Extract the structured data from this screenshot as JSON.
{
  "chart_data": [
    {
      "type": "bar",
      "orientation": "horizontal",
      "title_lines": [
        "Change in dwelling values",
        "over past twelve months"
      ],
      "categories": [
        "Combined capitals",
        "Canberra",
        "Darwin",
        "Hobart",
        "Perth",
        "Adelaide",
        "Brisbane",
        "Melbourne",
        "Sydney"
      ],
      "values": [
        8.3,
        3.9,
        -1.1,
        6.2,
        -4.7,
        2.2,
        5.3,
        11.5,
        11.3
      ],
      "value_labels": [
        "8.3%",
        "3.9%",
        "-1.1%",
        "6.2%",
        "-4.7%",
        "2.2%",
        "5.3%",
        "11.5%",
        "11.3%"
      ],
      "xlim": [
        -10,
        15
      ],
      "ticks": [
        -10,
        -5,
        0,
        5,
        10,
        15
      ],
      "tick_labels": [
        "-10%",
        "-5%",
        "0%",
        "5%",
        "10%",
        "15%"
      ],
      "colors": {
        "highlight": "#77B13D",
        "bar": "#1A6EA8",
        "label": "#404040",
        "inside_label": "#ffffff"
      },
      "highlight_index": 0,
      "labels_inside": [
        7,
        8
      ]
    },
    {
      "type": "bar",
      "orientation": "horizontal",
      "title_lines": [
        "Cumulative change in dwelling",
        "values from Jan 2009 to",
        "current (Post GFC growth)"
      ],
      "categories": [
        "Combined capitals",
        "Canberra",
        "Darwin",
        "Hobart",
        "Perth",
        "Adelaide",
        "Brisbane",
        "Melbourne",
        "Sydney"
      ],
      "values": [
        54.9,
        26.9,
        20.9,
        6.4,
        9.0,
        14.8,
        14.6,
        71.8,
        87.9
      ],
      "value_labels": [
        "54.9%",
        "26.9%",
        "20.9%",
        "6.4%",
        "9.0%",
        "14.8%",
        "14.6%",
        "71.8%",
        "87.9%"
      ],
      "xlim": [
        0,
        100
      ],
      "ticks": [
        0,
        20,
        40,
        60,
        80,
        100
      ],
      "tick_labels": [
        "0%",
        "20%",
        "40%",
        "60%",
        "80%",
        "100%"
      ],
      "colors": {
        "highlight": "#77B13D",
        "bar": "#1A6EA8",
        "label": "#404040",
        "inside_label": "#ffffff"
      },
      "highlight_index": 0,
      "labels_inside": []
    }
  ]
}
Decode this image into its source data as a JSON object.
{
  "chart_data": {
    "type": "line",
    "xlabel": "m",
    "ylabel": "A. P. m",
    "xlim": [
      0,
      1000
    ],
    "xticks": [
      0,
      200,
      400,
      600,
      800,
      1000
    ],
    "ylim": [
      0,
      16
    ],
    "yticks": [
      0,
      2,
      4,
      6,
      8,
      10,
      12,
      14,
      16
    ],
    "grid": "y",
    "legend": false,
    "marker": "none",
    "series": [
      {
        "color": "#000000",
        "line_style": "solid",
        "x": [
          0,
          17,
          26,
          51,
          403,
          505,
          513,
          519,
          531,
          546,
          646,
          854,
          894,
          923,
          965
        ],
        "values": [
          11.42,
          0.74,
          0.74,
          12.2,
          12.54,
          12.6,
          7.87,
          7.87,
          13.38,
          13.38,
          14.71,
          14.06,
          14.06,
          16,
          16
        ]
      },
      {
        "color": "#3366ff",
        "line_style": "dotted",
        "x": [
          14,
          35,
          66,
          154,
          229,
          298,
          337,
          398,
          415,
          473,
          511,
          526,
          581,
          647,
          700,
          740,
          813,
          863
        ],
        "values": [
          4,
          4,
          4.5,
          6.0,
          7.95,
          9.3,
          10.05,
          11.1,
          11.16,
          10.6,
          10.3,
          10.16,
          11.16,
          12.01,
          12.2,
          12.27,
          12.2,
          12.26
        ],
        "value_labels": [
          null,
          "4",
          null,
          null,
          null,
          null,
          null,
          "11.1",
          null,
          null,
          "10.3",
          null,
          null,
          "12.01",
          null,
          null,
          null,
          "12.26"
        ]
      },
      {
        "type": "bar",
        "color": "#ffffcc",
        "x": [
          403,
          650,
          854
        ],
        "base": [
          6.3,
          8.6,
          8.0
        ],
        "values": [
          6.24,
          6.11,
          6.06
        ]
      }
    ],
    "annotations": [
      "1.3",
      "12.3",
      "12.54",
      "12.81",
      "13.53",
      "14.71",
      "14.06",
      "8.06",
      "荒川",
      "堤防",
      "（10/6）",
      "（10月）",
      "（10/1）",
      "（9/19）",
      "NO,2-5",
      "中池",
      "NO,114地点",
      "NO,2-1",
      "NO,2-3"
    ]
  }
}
········
Problem statement:
Reproduce the entries above in full by retyping them exactly.

Task solution:
Extract the structured data from this screenshot as JSON.
{
  "chart_data": [
    {
      "type": "bar",
      "orientation": "horizontal",
      "title_lines": [
        "Change in dwelling values",
        "over past twelve months"
      ],
      "categories": [
        "Combined capitals",
        "Canberra",
        "Darwin",
        "Hobart",
        "Perth",
        "Adelaide",
        "Brisbane",
        "Melbourne",
        "Sydney"
      ],
      "values": [
        8.3,
        3.9,
        -1.1,
        6.2,
        -4.7,
        2.2,
        5.3,
        11.5,
        11.3
      ],
      "value_labels": [
        "8.3%",
        "3.9%",
        "-1.1%",
        "6.2%",
        "-4.7%",
        "2.2%",
        "5.3%",
        "11.5%",
        "11.3%"
      ],
      "xlim": [
        -10,
        15
      ],
      "ticks": [
        -10,
        -5,
        0,
        5,
        10,
        15
      ],
      "tick_labels": [
        "-10%",
        "-5%",
        "0%",
        "5%",
        "10%",
        "15%"
      ],
      "colors": {
        "highlight": "#77B13D",
        "bar": "#1A6EA8",
        "label": "#404040",
        "inside_label": "#ffffff"
      },
      "highlight_index": 0,
      "labels_inside": [
        7,
        8
      ]
    },
    {
      "type": "bar",
      "orientation": "horizontal",
      "title_lines": [
        "Cumulative change in dwelling",
        "values from Jan 2009 to",
        "current (Post GFC growth)"
      ],
      "categories": [
        "Combined capitals",
        "Canberra",
        "Darwin",
        "Hobart",
        "Perth",
        "Adelaide",
        "Brisbane",
        "Melbourne",
        "Sydney"
      ],
      "values": [
        54.9,
        26.9,
        20.9,
        6.4,
        9.0,
        14.8,
        14.6,
        71.8,
        87.9
      ],
      "value_labels": [
        "54.9%",
        "26.9%",
        "20.9%",
        "6.4%",
        "9.0%",
        "14.8%",
        "14.6%",
        "71.8%",
        "87.9%"
      ],
      "xlim": [
        0,
        100
      ],
      "ticks": [
        0,
        20,
        40,
        60,
        80,
        100
      ],
      "tick_labels": [
        "0%",
        "20%",
        "40%",
        "60%",
        "80%",
        "100%"
      ],
      "colors": {
        "highlight": "#77B13D",
        "bar": "#1A6EA8",
        "label": "#404040",
        "inside_label": "#ffffff"
      },
      "highlight_index": 0,
      "labels_inside": []
    }
  ]
}
Decode this image into its source data as a JSON object.
{
  "chart_data": {
    "type": "line",
    "xlabel": "m",
    "ylabel": "A. P. m",
    "xlim": [
      0,
      1000
    ],
    "xticks": [
      0,
      200,
      400,
      600,
      800,
      1000
    ],
    "ylim": [
      0,
      16
    ],
    "yticks": [
      0,
      2,
      4,
      6,
      8,
      10,
      12,
      14,
      16
    ],
    "grid": "y",
    "legend": false,
    "marker": "none",
    "series": [
      {
        "color": "#000000",
        "line_style": "solid",
        "x": [
          0,
          17,
          26,
          51,
          403,
          505,
          513,
          519,
          531,
          546,
          646,
          854,
          894,
          923,
          965
        ],
        "values": [
          11.42,
          0.74,
          0.74,
          12.2,
          12.54,
          12.6,
          7.87,
          7.87,
          13.38,
          13.38,
          14.71,
          14.06,
          14.06,
          16,
          16
        ]
      },
      {
        "color": "#3366ff",
        "line_style": "dotted",
        "x": [
          14,
          35,
          66,
          154,
          229,
          298,
          337,
          398,
          415,
          473,
          511,
          526,
          581,
          647,
          700,
          740,
          813,
          863
        ],
        "values": [
          4,
          4,
          4.5,
          6.0,
          7.95,
          9.3,
          10.05,
          11.1,
          11.16,
          10.6,
          10.3,
          10.16,
          11.16,
          12.01,
          12.2,
          12.27,
          12.2,
          12.26
        ],
        "value_labels": [
          null,
          "4",
          null,
          null,
          null,
          null,
          null,
          "11.1",
          null,
          null,
          "10.3",
          null,
          null,
          "12.01",
          null,
          null,
          null,
          "12.26"
        ]
      },
      {
        "type": "bar",
        "color": "#ffffcc",
        "x": [
          403,
          650,
          854
        ],
        "base": [
          6.3,
          8.6,
          8.0
        ],
        "values": [
          6.24,
          6.11,
          6.06
        ]
      }
    ],
    "annotations": [
      "1.3",
      "12.3",
      "12.54",
      "12.81",
      "13.53",
      "14.71",
      "14.06",
      "8.06",
      "荒川",
      "堤防",
      "（10/6）",
      "（10月）",
      "（10/1）",
      "（9/19）",
      "NO,2-5",
      "中池",
      "NO,114地点",
      "NO,2-1",
      "NO,2-3"
    ]
  }
}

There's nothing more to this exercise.